## What is asked
Count lines with the string "this" in them. State the number alone.

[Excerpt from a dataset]
◆ ◆ ◆ ◆ ◆

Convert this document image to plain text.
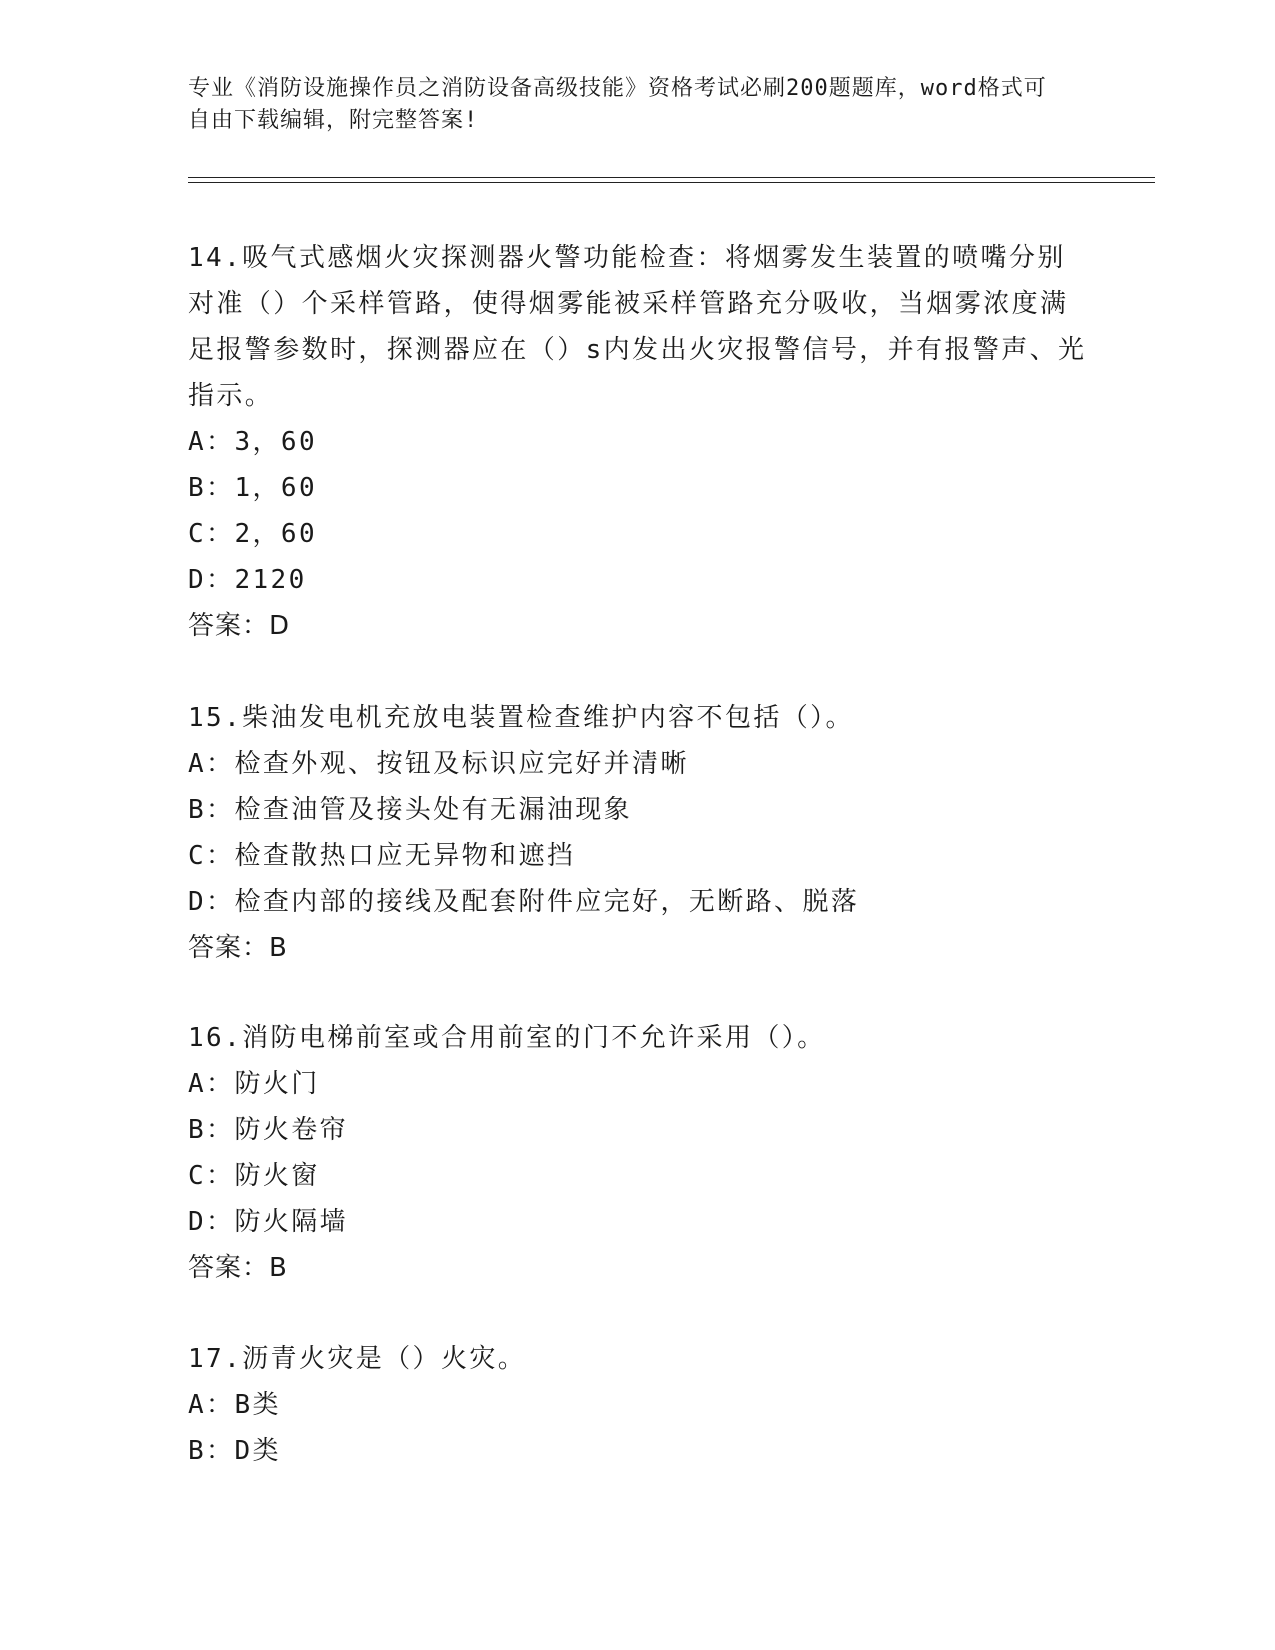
专业《消防设施操作员之消防设备高级技能》资格考试必刷200题题库，word格式可自由下载编辑，附完整答案!

14.吸气式感烟火灾探测器火警功能检查：将烟雾发生装置的喷嘴分别对准（）个采样管路，使得烟雾能被采样管路充分吸收，当烟雾浓度满足报警参数时，探测器应在（）s内发出火灾报警信号，并有报警声、光指示。

A：3，60

B：1，60

C：2，60

D：2120

答案：D

15.柴油发电机充放电装置检查维护内容不包括（）。

A：检查外观、按钮及标识应完好并清晰

B：检查油管及接头处有无漏油现象

C：检查散热口应无异物和遮挡

D：检查内部的接线及配套附件应完好，无断路、脱落

答案：B

16.消防电梯前室或合用前室的门不允许采用（）。

A：防火门

B：防火卷帘

C：防火窗

D：防火隔墙

答案：B

17.沥青火灾是（）火灾。

A：B类

B：D类
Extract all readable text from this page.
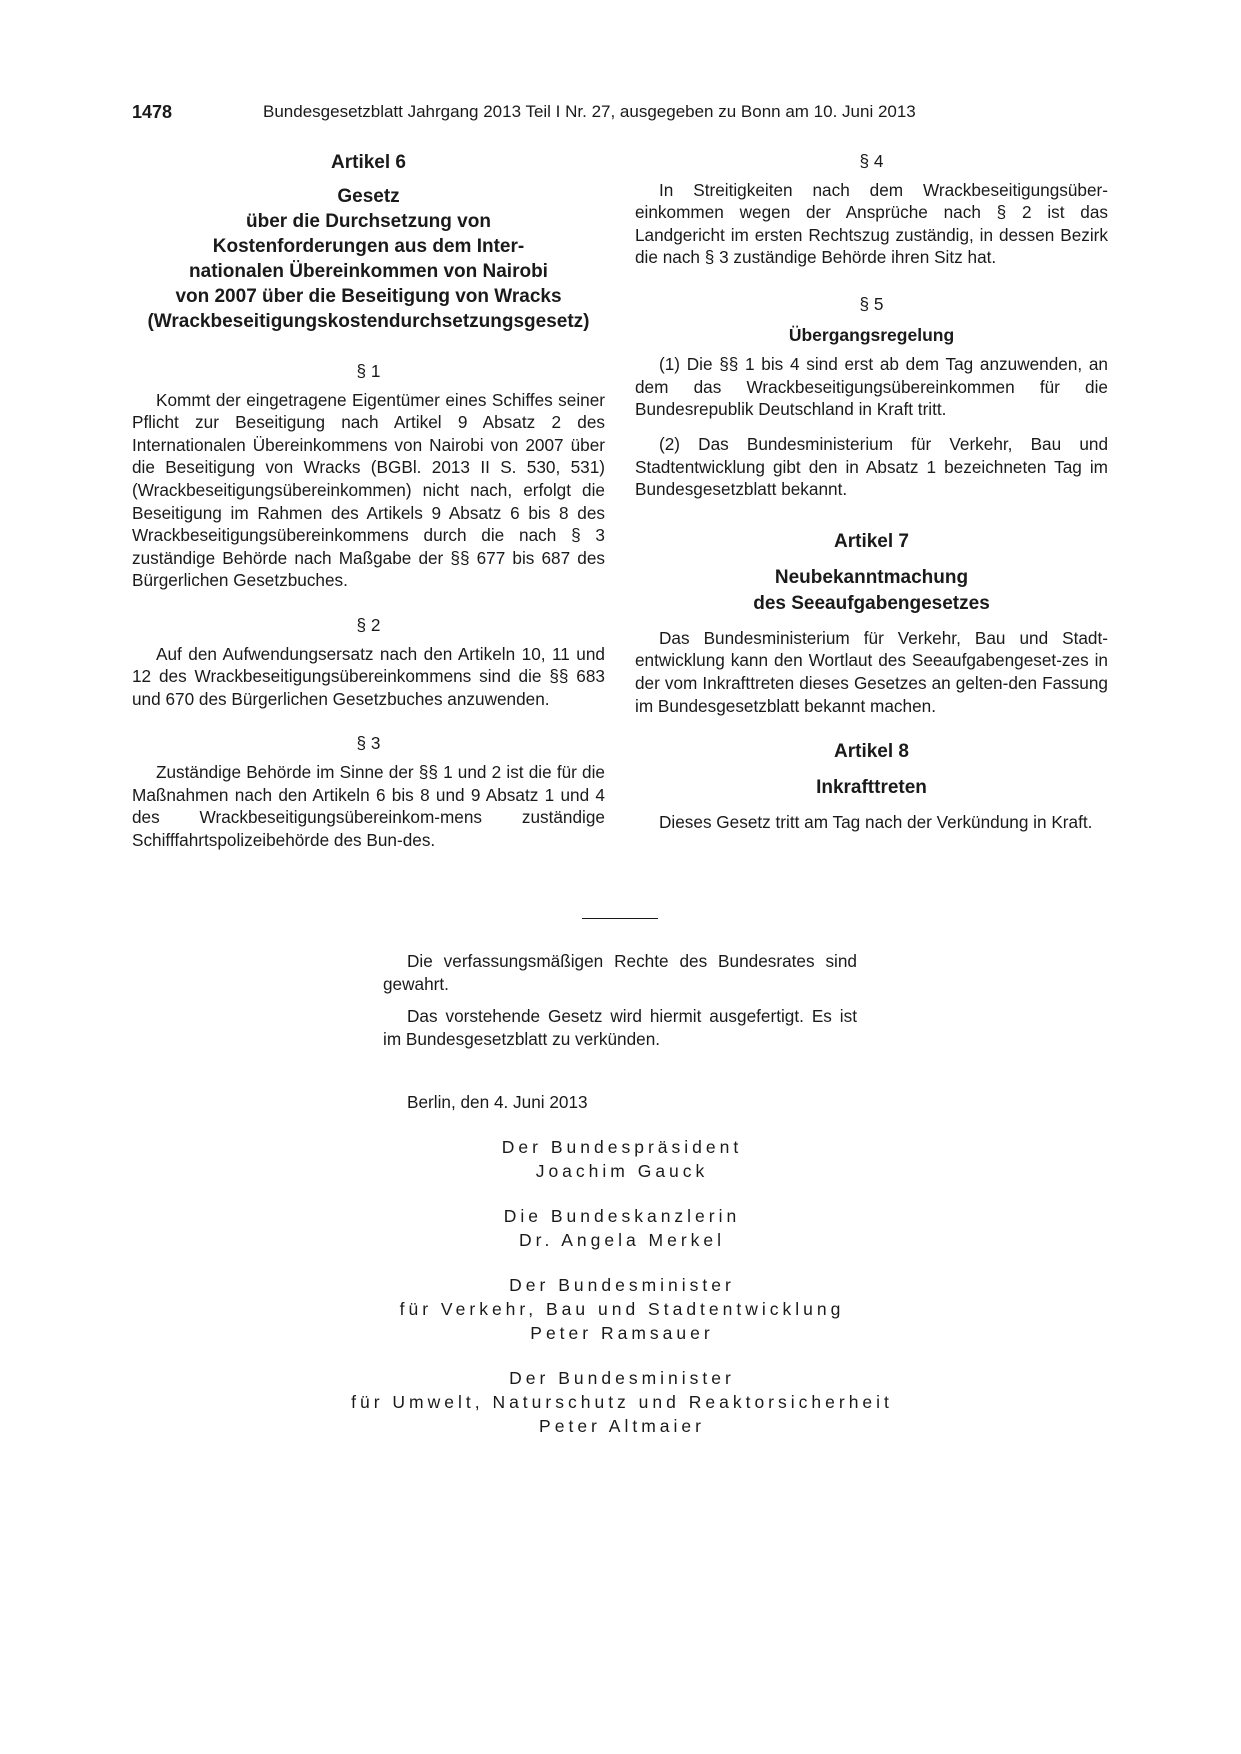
1478	Bundesgesetzblatt Jahrgang 2013 Teil I Nr. 27, ausgegeben zu Bonn am 10. Juni 2013
Artikel 6
Gesetz
über die Durchsetzung von
Kostenforderungen aus dem Inter-
nationalen Übereinkommen von Nairobi
von 2007 über die Beseitigung von Wracks
(Wrackbeseitigungskostendurchsetzungsgesetz)
§ 1
Kommt der eingetragene Eigentümer eines Schiffes seiner Pflicht zur Beseitigung nach Artikel 9 Absatz 2 des Internationalen Übereinkommens von Nairobi von 2007 über die Beseitigung von Wracks (BGBl. 2013 II S. 530, 531) (Wrackbeseitigungsübereinkommen) nicht nach, erfolgt die Beseitigung im Rahmen des Artikels 9 Absatz 6 bis 8 des Wrackbeseitigungsübereinkommens durch die nach § 3 zuständige Behörde nach Maßgabe der §§ 677 bis 687 des Bürgerlichen Gesetzbuches.
§ 2
Auf den Aufwendungsersatz nach den Artikeln 10, 11 und 12 des Wrackbeseitigungsübereinkommens sind die §§ 683 und 670 des Bürgerlichen Gesetzbuches anzuwenden.
§ 3
Zuständige Behörde im Sinne der §§ 1 und 2 ist die für die Maßnahmen nach den Artikeln 6 bis 8 und 9 Absatz 1 und 4 des Wrackbeseitigungsübereinkom-mens zuständige Schifffahrtspolizeibehörde des Bun-des.
§ 4
In Streitigkeiten nach dem Wrackbeseitigungsüber-einkommen wegen der Ansprüche nach § 2 ist das Landgericht im ersten Rechtszug zuständig, in dessen Bezirk die nach § 3 zuständige Behörde ihren Sitz hat.
§ 5
Übergangsregelung
(1) Die §§ 1 bis 4 sind erst ab dem Tag anzuwenden, an dem das Wrackbeseitigungsübereinkommen für die Bundesrepublik Deutschland in Kraft tritt.
(2) Das Bundesministerium für Verkehr, Bau und Stadtentwicklung gibt den in Absatz 1 bezeichneten Tag im Bundesgesetzblatt bekannt.
Artikel 7
Neubekanntmachung
des Seeaufgabengesetzes
Das Bundesministerium für Verkehr, Bau und Stadt-entwicklung kann den Wortlaut des Seeaufgabengeset-zes in der vom Inkrafttreten dieses Gesetzes an gelten-den Fassung im Bundesgesetzblatt bekannt machen.
Artikel 8
Inkrafttreten
Dieses Gesetz tritt am Tag nach der Verkündung in Kraft.
Die verfassungsmäßigen Rechte des Bundesrates sind gewahrt.
Das vorstehende Gesetz wird hiermit ausgefertigt. Es ist im Bundesgesetzblatt zu verkünden.
Berlin, den 4. Juni 2013
Der Bundespräsident
Joachim Gauck
Die Bundeskanzlerin
Dr. Angela Merkel
Der Bundesminister
für Verkehr, Bau und Stadtentwicklung
Peter Ramsauer
Der Bundesminister
für Umwelt, Naturschutz und Reaktorsicherheit
Peter Altmaier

◆ ◆ ◆ ◆ ◆

## Final result
2